■ Given request:
Pull out every line below containing the word "subtitle".

::: Data in this exercise

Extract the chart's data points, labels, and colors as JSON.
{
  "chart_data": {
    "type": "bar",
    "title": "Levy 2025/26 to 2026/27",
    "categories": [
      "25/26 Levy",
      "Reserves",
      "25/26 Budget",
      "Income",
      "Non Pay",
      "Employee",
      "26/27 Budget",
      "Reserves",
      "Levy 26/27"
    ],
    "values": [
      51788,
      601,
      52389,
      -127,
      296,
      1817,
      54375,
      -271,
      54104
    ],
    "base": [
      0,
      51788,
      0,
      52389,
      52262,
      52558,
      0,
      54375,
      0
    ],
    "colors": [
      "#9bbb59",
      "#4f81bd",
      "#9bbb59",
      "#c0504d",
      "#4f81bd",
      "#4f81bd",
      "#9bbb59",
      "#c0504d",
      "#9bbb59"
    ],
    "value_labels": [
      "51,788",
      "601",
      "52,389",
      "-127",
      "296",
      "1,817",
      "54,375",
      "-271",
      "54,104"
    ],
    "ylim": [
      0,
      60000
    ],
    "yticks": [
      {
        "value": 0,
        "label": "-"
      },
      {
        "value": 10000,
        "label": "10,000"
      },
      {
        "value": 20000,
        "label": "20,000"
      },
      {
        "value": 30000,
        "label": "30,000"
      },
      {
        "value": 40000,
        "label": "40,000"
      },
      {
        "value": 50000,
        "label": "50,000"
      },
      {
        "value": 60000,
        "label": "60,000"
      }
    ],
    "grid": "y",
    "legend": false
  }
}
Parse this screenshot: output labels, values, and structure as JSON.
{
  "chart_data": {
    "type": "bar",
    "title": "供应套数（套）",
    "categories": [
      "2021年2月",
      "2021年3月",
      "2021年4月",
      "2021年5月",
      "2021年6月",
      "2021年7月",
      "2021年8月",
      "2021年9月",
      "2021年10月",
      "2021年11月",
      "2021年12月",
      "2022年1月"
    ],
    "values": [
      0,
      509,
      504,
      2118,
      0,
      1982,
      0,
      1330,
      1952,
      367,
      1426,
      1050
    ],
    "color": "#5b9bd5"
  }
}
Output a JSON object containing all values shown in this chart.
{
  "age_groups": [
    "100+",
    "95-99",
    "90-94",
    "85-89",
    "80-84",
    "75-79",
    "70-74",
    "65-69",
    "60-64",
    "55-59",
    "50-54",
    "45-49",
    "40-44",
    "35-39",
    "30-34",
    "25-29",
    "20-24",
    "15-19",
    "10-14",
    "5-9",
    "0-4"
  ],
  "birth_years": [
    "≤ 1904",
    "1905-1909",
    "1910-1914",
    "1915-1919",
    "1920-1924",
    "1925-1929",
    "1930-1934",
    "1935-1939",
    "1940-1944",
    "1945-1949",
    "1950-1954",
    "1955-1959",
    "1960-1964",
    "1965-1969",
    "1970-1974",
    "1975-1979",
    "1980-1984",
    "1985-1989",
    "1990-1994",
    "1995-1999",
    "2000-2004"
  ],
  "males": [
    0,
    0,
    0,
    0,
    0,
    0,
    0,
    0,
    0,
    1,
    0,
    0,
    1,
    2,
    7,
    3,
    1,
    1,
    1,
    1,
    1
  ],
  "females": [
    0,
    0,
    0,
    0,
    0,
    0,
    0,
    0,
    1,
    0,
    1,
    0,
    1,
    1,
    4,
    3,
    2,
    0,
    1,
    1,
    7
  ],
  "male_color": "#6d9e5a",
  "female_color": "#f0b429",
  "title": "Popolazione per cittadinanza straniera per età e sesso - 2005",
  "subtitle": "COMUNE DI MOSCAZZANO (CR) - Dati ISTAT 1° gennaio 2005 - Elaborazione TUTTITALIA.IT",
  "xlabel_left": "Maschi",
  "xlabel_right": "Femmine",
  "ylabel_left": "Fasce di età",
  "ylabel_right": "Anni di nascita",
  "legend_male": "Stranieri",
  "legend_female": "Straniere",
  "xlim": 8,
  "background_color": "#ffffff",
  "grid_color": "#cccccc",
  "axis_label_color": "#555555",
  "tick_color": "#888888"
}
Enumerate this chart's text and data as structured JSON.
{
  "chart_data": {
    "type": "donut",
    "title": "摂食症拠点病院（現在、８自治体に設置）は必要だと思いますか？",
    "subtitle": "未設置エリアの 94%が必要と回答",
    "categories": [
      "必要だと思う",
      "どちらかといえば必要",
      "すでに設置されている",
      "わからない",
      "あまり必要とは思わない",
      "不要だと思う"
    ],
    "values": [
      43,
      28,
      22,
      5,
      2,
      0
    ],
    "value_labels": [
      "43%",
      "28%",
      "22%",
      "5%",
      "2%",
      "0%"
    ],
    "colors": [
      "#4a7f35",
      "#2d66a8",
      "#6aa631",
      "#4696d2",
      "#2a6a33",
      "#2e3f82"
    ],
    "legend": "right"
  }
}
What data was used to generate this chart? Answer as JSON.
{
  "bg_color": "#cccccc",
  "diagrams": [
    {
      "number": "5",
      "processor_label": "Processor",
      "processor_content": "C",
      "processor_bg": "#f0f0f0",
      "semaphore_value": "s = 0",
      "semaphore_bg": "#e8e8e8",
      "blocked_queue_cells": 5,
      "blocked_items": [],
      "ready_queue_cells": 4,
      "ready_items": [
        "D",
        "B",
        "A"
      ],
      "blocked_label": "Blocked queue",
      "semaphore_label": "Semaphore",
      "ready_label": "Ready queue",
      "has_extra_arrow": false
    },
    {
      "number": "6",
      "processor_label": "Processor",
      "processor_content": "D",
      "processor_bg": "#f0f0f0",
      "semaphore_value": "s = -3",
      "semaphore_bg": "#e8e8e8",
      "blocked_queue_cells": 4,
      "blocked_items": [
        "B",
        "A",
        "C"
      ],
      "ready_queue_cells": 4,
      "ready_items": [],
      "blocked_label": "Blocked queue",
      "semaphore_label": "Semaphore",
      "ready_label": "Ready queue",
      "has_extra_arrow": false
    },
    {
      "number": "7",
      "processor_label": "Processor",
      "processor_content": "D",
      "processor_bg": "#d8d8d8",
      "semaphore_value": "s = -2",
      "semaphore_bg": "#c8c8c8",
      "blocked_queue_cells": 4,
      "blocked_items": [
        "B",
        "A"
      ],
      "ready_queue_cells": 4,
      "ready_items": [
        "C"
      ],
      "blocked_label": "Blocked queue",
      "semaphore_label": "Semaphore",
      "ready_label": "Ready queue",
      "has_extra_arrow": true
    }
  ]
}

::::::

■ Exercise answer:
  "subtitle": "COMUNE DI MOSCAZZANO (CR) - Dati ISTAT 1° gennaio 2005 - Elaborazione TUTTITALIA.IT",
    "subtitle": "未設置エリアの 94%が必要と回答",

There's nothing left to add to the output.